• Tâche assignée 1
Dans l'article sur le FMI et le Gabon, répondez brièvement :
(a) En quel mois le FMI compte-t-il envoyer une mission au Gabon ?
(b) Quelle agence a abaissé la note souveraine du Gabon en décembre ?
(c) Quel poste occupait Alexandre Barro Chambrier en octobre ?
• Tâche assignée 2
Recopiez mot pour mot le passage de l'article sur le FMI et le Gabon situé entre « Le Gabon dépend » et « souveraine du pays. », ces mots compris.

• Passage cité
======

Le Fonds monétaire international prévoit d’effectuer une mission au Gabon en février dans le cadre de ses travaux en cours avec les autorités, mais aucune demande formelle de programme n’a été reçue, a indiqué vendredi un porte-parole du FMI.
Le Gabon dépend de plus en plus des marchés de capitaux régionaux pour couvrir ses besoins de financement, mais l’appétit pour sa dette « s’est substantiellement affaibli », a souligné Fitch en décembre lors d’une dégradation de la notation souveraine du pays.
Thierry Minko, nommé ministre de l’Économie et des Finances au début de l’année, a déclaré plus tôt cette semaine que le gouvernement mettrait en œuvre un programme de croissance économique « avec le soutien » du FMI et que les discussions techniques et institutionnelles avec l’institution s’étaient intensifiées. Le FMI a indiqué que la nouvelle administration gabonaise a renforcé ses échanges avec le Fonds après le remaniement gouvernemental de ce mois-ci.
Le porte-parole du FMI a précisé que, malgré l’intention affichée des autorités de travailler vers un programme soutenu par le Fonds, l’institution n’a pas encore reçu de demande formelle. Le FMI a déclaré qu’il s’attendait à ce que la mission de février évalue les évolutions macroéconomiques et budgétaires et discute des plans de politique économique et de réformes des autorités.
En octobre, le vice-président de l’époque, Alexandre Barro Chambrier, avait déclaré à Reuters que le Gabon n’envisageait pas de restructuration ni de reprofilage de sa dette et qu’il procédait à un rebasage du PIB, ce qui rendrait le ratio dette/PIB plus favorable.

======

• Données extraites
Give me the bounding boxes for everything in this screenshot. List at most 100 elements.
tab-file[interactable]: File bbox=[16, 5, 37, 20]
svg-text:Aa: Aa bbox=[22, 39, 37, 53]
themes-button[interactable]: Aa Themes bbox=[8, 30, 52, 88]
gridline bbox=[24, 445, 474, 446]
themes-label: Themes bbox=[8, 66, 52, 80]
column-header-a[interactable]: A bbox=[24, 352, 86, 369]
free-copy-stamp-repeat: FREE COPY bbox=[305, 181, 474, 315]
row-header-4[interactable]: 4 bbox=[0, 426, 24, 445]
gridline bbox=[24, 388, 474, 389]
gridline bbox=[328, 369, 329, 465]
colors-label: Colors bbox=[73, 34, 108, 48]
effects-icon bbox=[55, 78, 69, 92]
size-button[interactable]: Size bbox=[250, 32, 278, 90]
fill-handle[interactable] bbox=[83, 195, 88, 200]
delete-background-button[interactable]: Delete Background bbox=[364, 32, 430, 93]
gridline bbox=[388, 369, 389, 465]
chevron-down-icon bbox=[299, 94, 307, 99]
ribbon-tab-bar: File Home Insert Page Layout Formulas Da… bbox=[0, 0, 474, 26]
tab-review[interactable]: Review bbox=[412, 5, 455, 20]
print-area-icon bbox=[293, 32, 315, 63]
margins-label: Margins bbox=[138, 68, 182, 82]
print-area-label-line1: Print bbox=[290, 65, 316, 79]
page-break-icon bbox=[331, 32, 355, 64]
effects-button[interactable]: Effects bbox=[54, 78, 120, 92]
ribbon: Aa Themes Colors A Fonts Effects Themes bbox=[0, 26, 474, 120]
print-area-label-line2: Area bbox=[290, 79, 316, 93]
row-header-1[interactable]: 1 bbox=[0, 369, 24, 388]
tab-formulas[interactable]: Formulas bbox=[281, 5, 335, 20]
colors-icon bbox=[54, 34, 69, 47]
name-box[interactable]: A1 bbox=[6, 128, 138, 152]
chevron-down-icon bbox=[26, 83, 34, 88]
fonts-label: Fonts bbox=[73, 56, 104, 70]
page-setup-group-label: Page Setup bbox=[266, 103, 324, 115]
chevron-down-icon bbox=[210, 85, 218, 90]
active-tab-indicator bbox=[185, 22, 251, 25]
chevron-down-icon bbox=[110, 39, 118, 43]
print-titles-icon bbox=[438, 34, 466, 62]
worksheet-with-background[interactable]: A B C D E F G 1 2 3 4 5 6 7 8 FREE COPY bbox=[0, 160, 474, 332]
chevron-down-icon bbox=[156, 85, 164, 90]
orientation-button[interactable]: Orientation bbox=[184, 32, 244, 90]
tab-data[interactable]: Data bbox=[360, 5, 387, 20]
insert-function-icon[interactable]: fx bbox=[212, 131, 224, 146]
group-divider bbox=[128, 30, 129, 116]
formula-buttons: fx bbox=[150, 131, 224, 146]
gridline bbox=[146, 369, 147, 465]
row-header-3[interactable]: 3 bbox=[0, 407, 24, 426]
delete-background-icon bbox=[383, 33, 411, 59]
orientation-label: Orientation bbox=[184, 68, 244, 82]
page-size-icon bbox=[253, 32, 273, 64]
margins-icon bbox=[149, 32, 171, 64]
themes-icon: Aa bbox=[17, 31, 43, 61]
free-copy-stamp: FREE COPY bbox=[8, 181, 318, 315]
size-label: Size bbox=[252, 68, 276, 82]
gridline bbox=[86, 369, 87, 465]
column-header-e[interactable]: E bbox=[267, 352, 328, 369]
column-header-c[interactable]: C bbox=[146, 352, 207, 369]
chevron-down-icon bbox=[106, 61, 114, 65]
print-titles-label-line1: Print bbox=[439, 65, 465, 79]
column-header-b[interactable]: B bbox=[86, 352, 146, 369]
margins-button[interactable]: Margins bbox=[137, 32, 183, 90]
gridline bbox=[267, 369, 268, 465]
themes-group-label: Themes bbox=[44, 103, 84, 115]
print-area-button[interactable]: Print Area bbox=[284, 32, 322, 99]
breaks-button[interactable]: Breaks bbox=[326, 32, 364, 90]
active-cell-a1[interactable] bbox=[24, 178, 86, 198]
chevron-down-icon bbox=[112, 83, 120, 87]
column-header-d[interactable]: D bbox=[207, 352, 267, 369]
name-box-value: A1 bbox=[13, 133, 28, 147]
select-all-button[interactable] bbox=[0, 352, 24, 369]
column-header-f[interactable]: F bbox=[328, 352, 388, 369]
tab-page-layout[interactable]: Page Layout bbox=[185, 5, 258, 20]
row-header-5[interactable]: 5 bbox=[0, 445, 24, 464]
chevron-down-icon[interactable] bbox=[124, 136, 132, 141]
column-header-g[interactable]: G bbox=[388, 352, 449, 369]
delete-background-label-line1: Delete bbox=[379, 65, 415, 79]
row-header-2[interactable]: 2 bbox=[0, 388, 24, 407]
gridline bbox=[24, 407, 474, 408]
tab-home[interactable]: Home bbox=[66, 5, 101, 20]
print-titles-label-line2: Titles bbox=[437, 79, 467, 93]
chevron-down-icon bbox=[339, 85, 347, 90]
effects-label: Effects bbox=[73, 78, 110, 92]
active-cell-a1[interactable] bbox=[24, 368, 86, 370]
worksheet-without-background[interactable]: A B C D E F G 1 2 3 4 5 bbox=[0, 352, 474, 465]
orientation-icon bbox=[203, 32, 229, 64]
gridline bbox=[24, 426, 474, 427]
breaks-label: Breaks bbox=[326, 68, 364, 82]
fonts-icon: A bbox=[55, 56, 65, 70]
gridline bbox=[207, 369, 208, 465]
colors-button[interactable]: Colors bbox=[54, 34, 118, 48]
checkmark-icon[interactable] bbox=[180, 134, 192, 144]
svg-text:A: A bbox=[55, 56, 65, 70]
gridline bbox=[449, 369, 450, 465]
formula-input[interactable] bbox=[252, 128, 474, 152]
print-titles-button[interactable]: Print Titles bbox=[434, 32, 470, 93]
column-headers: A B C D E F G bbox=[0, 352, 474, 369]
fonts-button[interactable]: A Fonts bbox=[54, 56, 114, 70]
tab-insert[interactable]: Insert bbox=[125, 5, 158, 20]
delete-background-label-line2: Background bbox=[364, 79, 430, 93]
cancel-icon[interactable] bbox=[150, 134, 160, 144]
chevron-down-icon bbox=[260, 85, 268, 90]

======

• Réponse finale 1
(a) En février.
(b) Fitch.
(c) Vice-président.

• Réponse finale 2
Le Gabon dépend de plus en plus des marchés de capitaux régionaux pour couvrir ses besoins de financement, mais l’appétit pour sa dette « s’est substantiellement affaibli », a souligné Fitch en décembre lors d’une dégradation de la notation souveraine du pays.